++++ EXTRACTED MATERIAL

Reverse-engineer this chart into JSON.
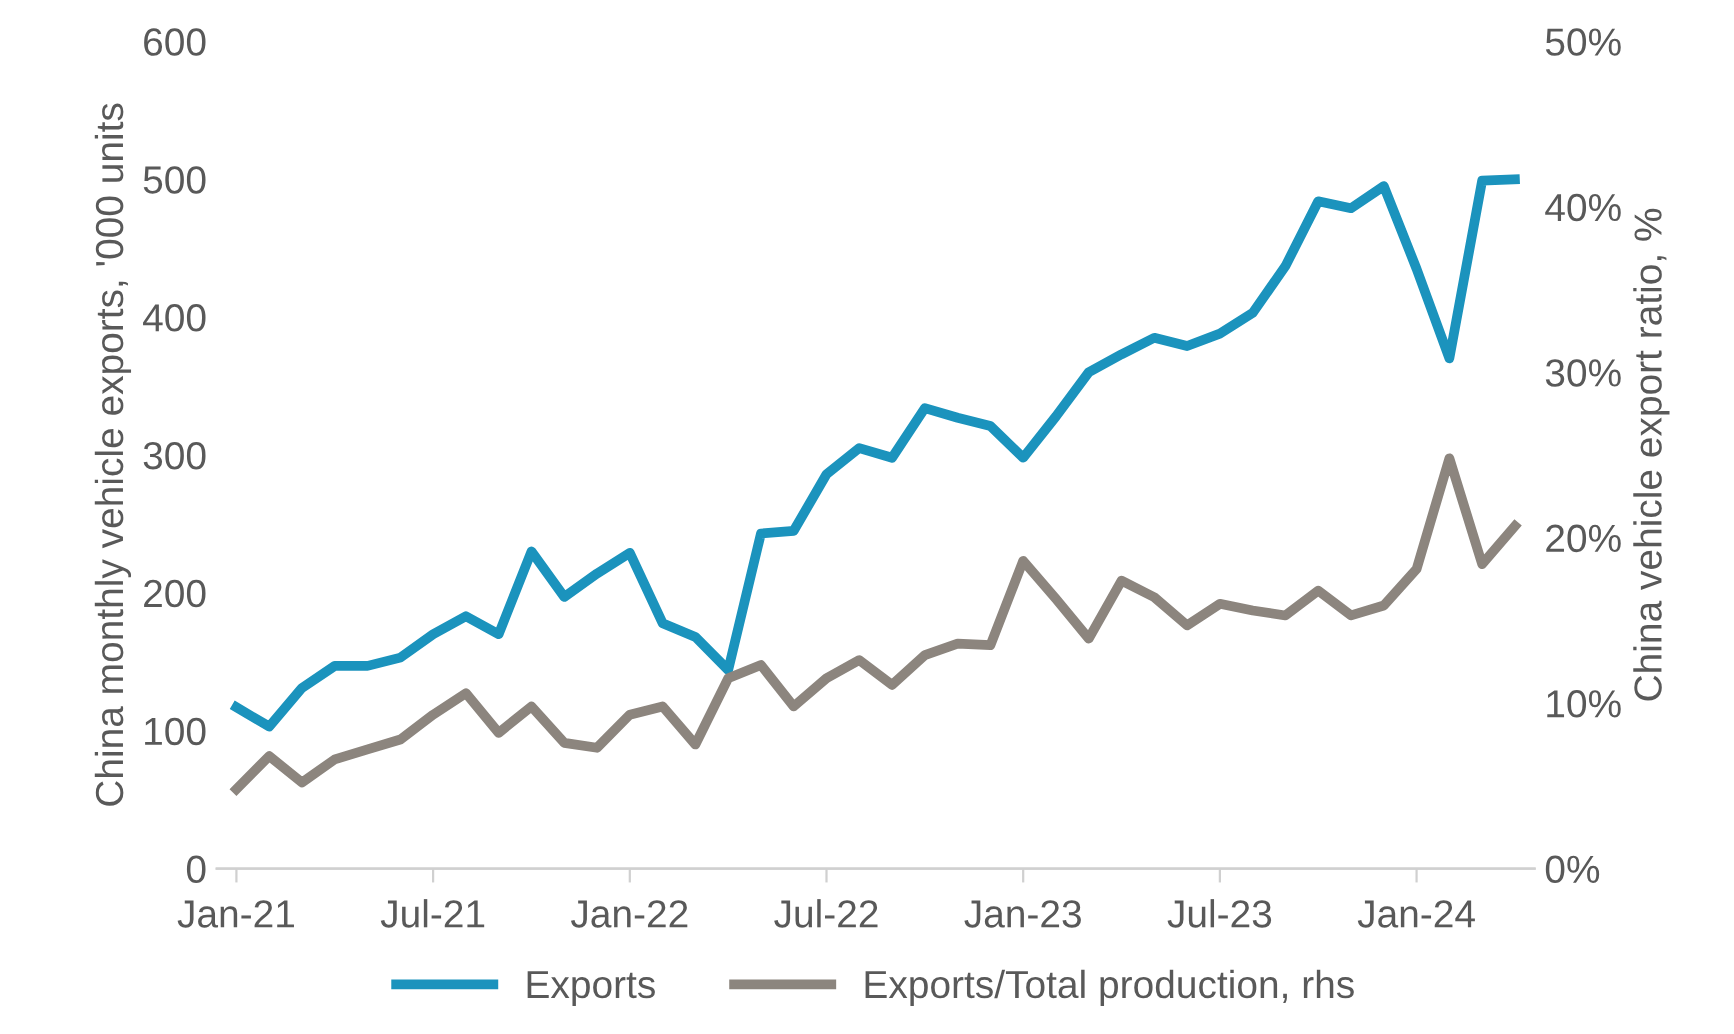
{
  "chart_data": {
    "type": "line",
    "categories": [
      "Jan-21",
      null,
      null,
      null,
      null,
      null,
      "Jul-21",
      null,
      null,
      null,
      null,
      null,
      "Jan-22",
      null,
      null,
      null,
      null,
      null,
      "Jul-22",
      null,
      null,
      null,
      null,
      null,
      "Jan-23",
      null,
      null,
      null,
      null,
      null,
      "Jul-23",
      null,
      null,
      null,
      null,
      null,
      "Jan-24",
      null,
      null,
      null
    ],
    "ylabel": "China monthly vehicle exports, '000 units",
    "y2label": "China vehicle export ratio, %",
    "ylim": [
      0,
      600
    ],
    "yticks": [
      0,
      100,
      200,
      300,
      400,
      500,
      600
    ],
    "y2lim": [
      0,
      50
    ],
    "y2ticks": [
      {
        "value": 0,
        "label": "0%"
      },
      {
        "value": 10,
        "label": "10%"
      },
      {
        "value": 20,
        "label": "20%"
      },
      {
        "value": 30,
        "label": "30%"
      },
      {
        "value": 40,
        "label": "40%"
      },
      {
        "value": 50,
        "label": "50%"
      }
    ],
    "grid": false,
    "legend": "bottom",
    "marker": "none",
    "line_style": "solid",
    "series": [
      {
        "name": "Exports",
        "color": "#1b93bd",
        "values": [
          117,
          103,
          131,
          147,
          147,
          153,
          170,
          183,
          170,
          230,
          197,
          214,
          229,
          178,
          168,
          144,
          243,
          245,
          286,
          305,
          298,
          334,
          327,
          321,
          298,
          328,
          360,
          373,
          385,
          379,
          388,
          403,
          437,
          484,
          479,
          495,
          435,
          370,
          499,
          500
        ]
      },
      {
        "name": "Exports/Total production, rhs",
        "color": "#8c857e",
        "axis": "y2",
        "values": [
          4.8,
          6.8,
          5.2,
          6.6,
          7.2,
          7.8,
          9.3,
          10.6,
          8.2,
          9.8,
          7.6,
          7.3,
          9.3,
          9.8,
          7.5,
          11.5,
          12.3,
          9.8,
          11.5,
          12.6,
          11.1,
          12.9,
          13.6,
          13.5,
          18.6,
          16.3,
          13.9,
          17.4,
          16.4,
          14.7,
          16.0,
          15.6,
          15.3,
          16.8,
          15.3,
          15.9,
          18.1,
          24.8,
          18.4,
          20.7
        ]
      }
    ]
  }
}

++++++++

- SET PROBLEM: From the data above, copy each line where the string "vehicle" appears.

- EXERCISE RESULT:
    "ylabel": "China monthly vehicle exports, '000 units",
    "y2label": "China vehicle export ratio, %",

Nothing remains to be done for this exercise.